Copy out all lines that hold "JSON".

※ ※ ※

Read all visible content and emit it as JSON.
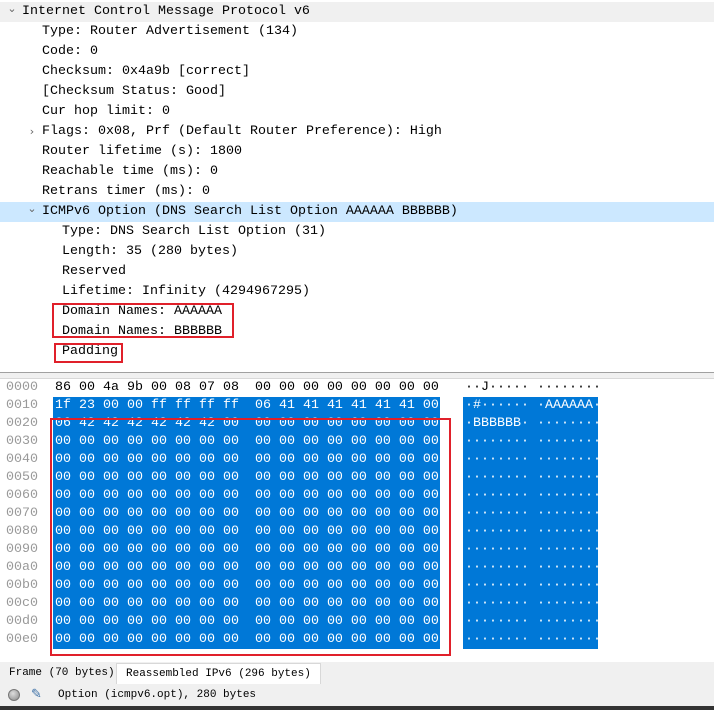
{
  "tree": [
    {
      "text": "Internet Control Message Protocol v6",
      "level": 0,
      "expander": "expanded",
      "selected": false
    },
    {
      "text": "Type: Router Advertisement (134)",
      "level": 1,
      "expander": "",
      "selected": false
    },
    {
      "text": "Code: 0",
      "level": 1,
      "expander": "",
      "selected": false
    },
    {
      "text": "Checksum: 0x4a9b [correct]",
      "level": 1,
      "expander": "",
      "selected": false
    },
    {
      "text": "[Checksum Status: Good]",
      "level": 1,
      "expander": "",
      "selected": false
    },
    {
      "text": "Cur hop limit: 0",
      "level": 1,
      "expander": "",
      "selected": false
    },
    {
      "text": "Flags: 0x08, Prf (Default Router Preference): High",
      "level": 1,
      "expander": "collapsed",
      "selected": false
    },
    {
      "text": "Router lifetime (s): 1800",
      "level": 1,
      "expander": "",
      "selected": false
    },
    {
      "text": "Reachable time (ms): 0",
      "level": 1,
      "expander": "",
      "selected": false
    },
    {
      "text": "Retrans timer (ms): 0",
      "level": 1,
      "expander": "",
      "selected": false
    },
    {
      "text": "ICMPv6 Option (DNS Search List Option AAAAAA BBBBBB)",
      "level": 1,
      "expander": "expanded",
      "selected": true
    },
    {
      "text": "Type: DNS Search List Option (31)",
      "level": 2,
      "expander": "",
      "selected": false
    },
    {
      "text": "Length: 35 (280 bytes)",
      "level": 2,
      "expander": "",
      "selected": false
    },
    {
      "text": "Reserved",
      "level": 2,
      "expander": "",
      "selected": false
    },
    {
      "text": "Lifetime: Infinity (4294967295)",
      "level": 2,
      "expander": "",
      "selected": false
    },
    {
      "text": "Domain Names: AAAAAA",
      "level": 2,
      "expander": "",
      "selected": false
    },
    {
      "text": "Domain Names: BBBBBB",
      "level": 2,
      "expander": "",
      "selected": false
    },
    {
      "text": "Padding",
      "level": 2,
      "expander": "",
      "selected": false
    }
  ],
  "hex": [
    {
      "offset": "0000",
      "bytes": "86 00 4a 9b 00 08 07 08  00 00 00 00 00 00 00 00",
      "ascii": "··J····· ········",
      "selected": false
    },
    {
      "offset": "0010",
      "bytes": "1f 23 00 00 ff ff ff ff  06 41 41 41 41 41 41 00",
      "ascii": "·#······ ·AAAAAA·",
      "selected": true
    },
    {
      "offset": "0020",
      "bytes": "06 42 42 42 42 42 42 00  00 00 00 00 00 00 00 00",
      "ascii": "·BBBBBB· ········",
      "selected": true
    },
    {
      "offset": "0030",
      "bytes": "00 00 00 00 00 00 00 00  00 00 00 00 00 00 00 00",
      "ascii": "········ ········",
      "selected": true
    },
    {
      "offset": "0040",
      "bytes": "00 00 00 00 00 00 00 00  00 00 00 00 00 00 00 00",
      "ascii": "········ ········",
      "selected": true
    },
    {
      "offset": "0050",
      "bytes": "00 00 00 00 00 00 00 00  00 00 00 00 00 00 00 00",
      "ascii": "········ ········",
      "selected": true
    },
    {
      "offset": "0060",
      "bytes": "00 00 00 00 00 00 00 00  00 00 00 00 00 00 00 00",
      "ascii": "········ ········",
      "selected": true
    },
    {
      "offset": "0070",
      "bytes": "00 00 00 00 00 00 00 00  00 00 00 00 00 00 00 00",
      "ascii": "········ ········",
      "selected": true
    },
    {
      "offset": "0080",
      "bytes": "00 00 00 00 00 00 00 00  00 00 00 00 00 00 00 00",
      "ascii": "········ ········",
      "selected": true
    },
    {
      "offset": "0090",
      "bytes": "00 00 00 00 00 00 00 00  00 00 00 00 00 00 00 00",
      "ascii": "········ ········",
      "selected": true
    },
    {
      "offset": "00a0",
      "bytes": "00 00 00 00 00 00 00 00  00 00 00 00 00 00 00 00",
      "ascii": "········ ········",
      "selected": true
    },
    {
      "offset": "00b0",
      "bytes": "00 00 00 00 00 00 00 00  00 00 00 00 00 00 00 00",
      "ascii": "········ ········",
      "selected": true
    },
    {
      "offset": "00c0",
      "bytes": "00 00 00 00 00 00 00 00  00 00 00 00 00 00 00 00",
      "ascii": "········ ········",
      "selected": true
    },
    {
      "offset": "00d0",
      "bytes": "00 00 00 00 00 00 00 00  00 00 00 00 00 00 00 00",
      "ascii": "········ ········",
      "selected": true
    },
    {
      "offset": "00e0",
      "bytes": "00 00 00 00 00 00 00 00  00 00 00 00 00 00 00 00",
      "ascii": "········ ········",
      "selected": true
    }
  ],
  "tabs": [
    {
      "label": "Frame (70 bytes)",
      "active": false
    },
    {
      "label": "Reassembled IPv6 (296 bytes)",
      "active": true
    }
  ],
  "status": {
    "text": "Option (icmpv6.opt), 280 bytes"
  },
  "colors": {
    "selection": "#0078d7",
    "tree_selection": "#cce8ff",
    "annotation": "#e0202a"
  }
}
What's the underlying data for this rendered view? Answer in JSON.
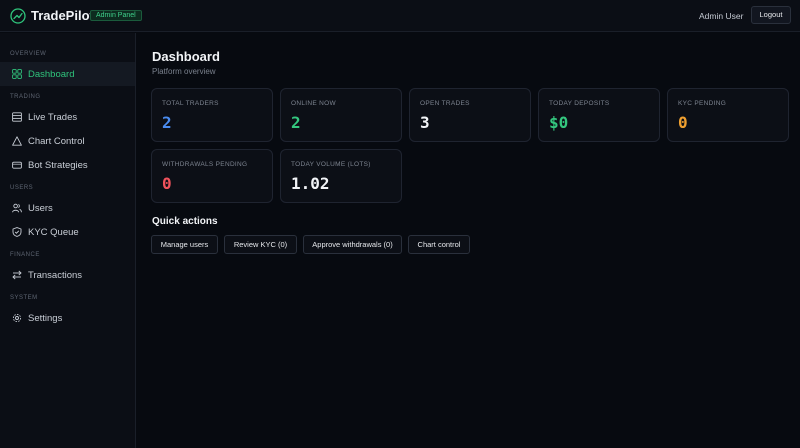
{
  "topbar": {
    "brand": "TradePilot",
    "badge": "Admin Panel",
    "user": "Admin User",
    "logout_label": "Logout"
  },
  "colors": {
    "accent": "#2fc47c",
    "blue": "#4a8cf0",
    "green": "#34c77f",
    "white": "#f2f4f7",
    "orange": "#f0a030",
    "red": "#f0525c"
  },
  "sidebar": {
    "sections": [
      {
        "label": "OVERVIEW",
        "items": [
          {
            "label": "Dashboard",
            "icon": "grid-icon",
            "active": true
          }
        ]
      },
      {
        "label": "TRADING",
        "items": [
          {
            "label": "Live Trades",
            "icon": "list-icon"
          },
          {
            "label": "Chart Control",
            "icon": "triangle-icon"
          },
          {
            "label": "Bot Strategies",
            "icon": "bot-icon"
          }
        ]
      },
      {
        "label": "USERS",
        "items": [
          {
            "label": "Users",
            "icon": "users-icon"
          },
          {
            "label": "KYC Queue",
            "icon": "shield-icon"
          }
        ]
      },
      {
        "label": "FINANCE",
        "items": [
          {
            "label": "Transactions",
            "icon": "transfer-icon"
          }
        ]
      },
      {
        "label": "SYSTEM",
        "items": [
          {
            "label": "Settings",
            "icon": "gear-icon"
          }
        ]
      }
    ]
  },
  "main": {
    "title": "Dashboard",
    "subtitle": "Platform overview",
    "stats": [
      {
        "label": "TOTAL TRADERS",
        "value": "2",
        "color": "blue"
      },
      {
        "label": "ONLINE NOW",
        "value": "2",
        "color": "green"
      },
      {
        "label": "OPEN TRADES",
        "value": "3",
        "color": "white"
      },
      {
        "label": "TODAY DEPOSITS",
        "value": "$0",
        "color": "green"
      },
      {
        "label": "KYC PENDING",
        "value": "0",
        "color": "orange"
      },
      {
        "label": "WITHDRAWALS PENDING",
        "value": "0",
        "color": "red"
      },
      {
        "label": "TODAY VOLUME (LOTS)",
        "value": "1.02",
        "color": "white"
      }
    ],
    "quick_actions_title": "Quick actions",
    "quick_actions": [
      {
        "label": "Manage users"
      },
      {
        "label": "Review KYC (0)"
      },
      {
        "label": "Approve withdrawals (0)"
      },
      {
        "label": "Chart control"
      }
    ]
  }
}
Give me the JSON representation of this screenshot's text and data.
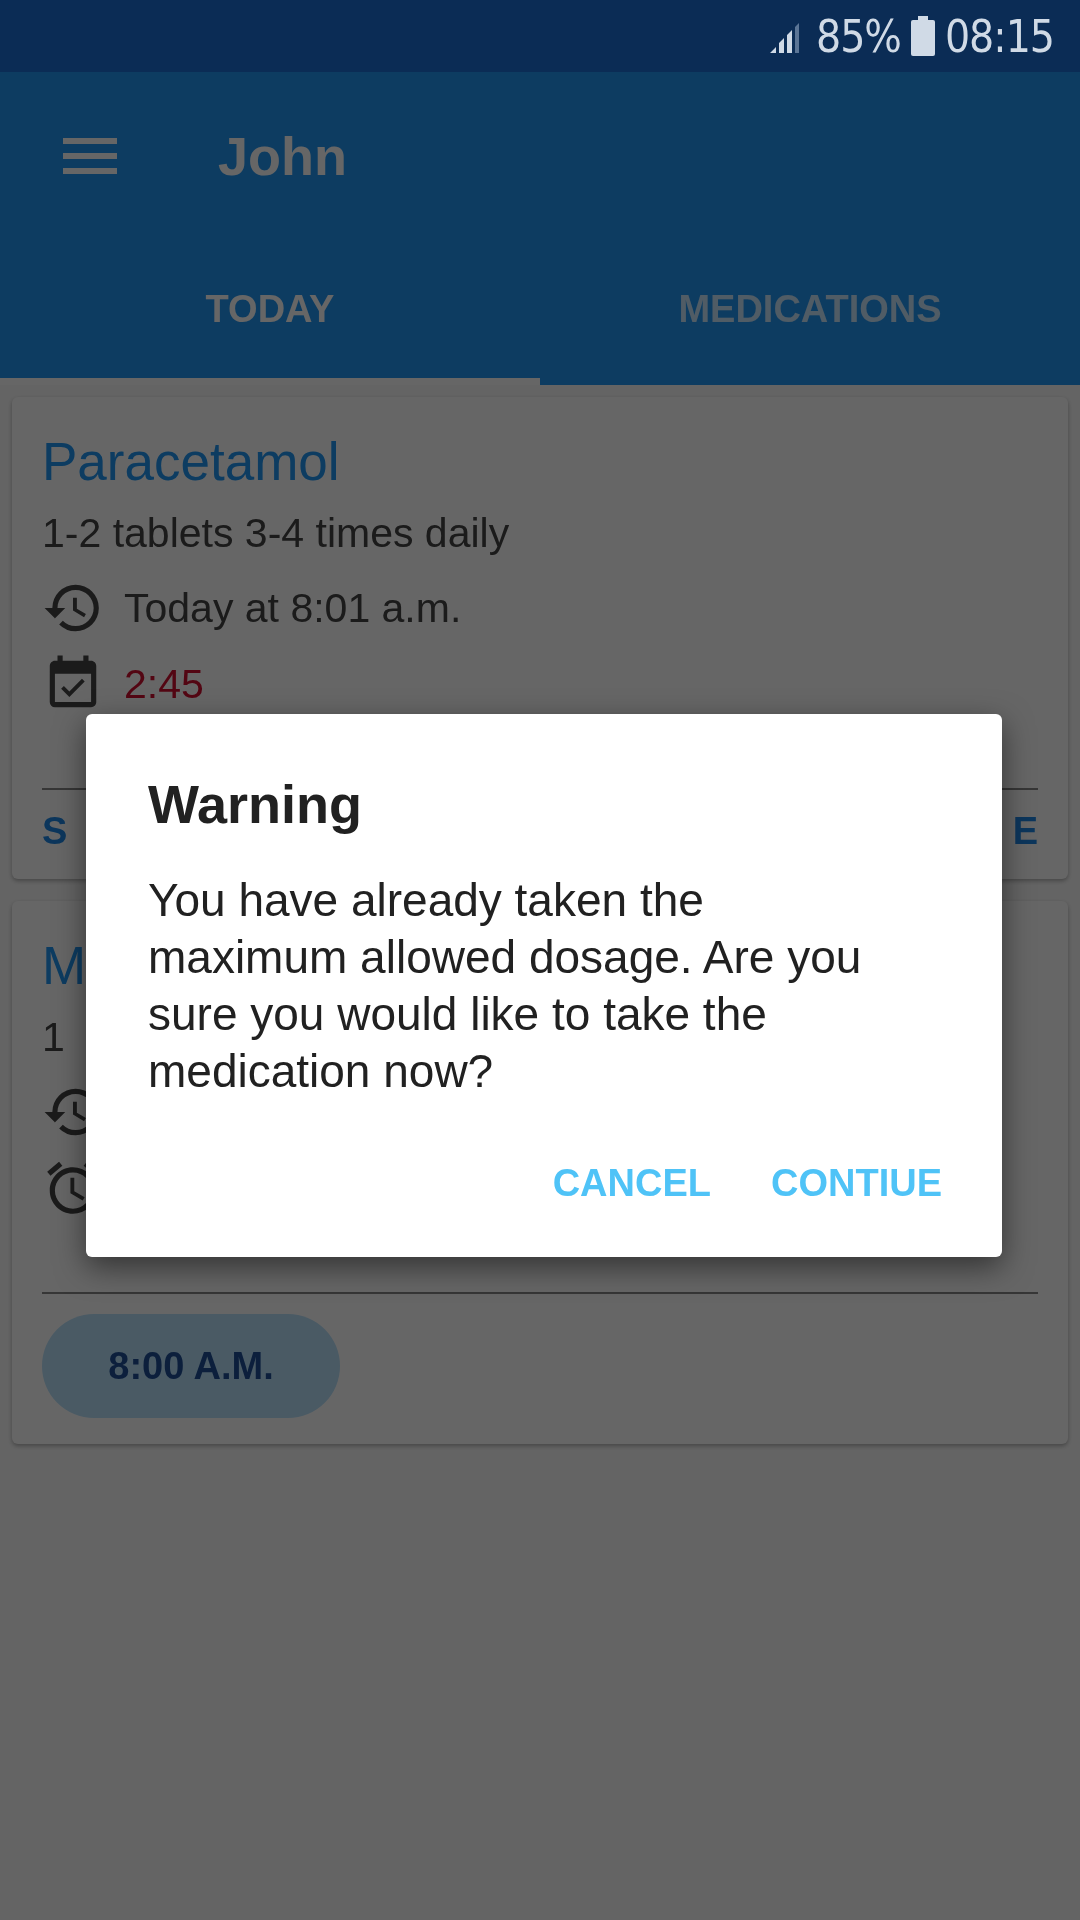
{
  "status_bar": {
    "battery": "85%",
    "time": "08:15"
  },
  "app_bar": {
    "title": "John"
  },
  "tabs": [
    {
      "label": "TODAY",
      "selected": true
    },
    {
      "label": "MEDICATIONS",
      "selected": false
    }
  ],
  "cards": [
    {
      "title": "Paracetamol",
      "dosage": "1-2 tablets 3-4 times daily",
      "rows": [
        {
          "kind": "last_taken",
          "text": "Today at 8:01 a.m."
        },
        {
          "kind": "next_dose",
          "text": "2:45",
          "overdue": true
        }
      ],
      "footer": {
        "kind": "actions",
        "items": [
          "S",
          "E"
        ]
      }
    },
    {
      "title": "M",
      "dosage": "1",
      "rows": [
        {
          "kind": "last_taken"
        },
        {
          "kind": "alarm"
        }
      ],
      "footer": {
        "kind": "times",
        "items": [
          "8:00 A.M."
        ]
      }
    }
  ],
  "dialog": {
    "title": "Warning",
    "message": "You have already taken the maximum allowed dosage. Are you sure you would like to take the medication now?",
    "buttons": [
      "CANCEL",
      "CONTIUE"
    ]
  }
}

※ ※ ※

__Result of this exercise__.
Read all visible content and emit it as JSON.
What's the underlying data for this rendered view? Answer in JSON.
Give me the JSON representation of this screenshot's text and data.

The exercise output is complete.